- _Written request_
Give the count of lines that include the string "windows". Add nothing to it.

- _Stored data_
────

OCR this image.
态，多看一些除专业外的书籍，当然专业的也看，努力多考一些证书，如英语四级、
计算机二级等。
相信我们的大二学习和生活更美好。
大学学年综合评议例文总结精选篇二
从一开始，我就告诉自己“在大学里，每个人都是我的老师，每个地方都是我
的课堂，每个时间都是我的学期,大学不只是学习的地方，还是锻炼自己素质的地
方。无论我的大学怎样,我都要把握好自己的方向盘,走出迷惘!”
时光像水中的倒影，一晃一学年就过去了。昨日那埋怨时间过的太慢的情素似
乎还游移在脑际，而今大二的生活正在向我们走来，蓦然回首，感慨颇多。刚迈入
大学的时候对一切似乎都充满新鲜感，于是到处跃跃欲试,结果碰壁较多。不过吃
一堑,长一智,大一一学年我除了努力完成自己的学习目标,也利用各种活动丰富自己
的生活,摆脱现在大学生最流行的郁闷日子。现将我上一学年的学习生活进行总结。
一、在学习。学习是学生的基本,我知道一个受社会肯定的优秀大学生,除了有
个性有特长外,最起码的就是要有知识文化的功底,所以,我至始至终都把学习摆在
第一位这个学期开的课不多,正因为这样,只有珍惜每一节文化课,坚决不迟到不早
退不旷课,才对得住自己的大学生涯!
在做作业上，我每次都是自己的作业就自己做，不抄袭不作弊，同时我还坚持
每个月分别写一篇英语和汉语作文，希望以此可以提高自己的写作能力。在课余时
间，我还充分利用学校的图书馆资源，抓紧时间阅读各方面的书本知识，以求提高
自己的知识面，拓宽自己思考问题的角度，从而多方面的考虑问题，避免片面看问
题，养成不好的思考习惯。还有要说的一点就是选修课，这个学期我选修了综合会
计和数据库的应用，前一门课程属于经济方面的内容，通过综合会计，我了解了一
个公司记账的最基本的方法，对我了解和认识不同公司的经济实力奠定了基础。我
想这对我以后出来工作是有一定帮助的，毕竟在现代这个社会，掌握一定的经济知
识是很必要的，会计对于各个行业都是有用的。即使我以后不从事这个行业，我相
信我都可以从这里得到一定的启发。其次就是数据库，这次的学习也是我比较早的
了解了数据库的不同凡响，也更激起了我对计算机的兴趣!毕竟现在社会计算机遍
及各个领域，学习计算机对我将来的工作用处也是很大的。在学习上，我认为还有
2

────

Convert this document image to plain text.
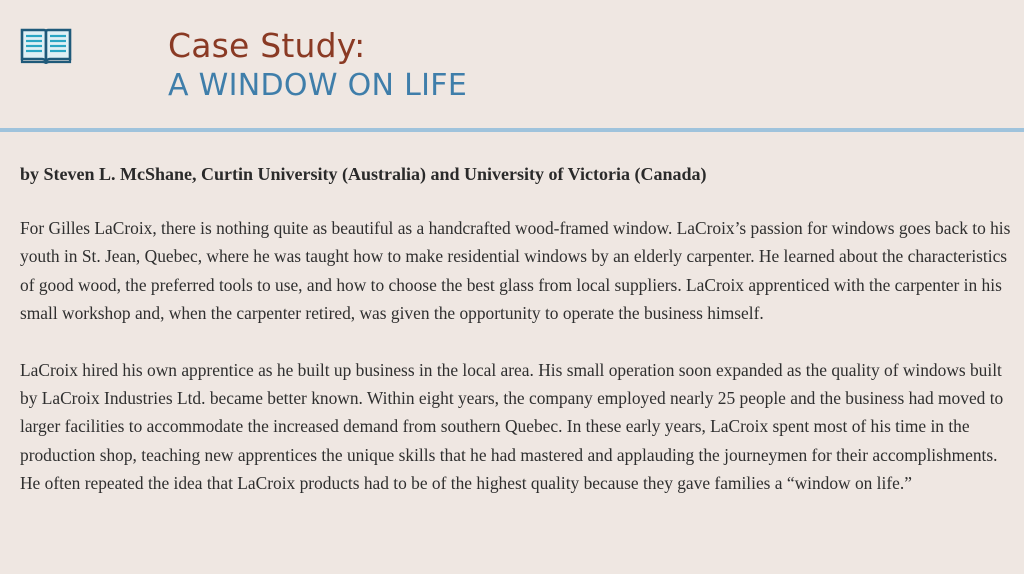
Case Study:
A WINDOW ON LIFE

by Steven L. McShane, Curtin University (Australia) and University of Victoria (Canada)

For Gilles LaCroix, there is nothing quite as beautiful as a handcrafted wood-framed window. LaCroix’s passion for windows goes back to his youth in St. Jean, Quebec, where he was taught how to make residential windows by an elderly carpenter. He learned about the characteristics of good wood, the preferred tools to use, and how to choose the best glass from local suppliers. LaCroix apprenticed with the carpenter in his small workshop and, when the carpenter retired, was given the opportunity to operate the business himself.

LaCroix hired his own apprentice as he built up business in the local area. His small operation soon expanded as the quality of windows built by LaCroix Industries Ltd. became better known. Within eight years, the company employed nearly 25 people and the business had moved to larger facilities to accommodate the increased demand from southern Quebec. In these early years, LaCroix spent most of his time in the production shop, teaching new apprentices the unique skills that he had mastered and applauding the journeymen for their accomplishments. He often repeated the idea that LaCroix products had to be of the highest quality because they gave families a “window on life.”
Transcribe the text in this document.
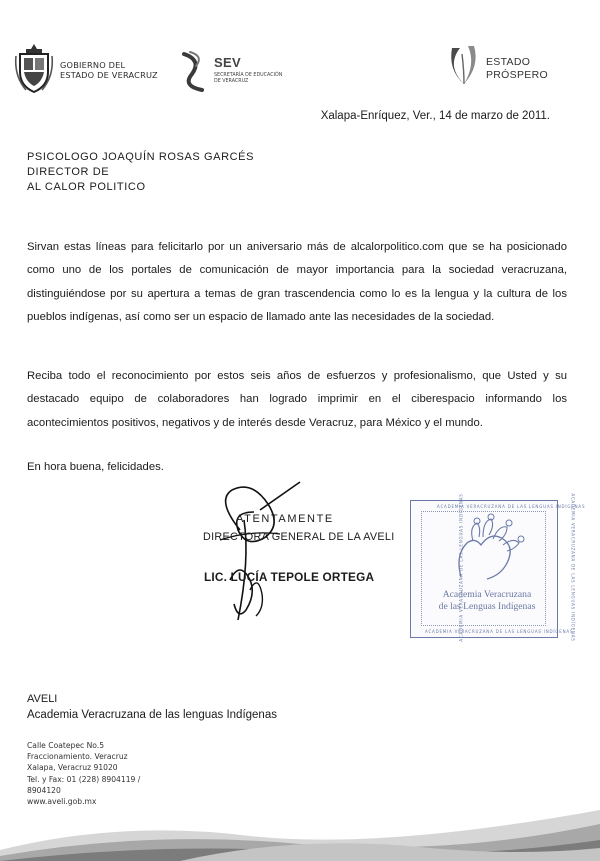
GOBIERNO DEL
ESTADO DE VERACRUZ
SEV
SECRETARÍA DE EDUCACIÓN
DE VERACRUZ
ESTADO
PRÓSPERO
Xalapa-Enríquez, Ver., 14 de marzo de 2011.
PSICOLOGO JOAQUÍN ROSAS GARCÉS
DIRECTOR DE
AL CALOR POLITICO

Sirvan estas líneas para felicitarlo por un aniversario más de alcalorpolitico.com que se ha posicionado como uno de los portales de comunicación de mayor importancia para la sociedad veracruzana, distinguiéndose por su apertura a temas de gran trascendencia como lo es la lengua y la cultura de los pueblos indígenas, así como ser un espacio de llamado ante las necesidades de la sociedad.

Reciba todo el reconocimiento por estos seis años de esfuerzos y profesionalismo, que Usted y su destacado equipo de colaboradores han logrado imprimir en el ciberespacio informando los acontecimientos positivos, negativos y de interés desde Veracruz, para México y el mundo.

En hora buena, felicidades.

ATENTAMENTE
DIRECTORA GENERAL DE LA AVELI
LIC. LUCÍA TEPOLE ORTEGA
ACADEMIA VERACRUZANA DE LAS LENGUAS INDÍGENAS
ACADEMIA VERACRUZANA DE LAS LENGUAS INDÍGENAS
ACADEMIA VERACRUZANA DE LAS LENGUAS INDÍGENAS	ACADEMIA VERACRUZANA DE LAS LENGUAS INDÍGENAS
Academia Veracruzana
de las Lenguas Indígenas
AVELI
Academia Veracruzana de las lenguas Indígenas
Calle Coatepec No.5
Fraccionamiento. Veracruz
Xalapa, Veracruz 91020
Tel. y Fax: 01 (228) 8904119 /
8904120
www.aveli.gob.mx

────

- _Result of this exercise_
2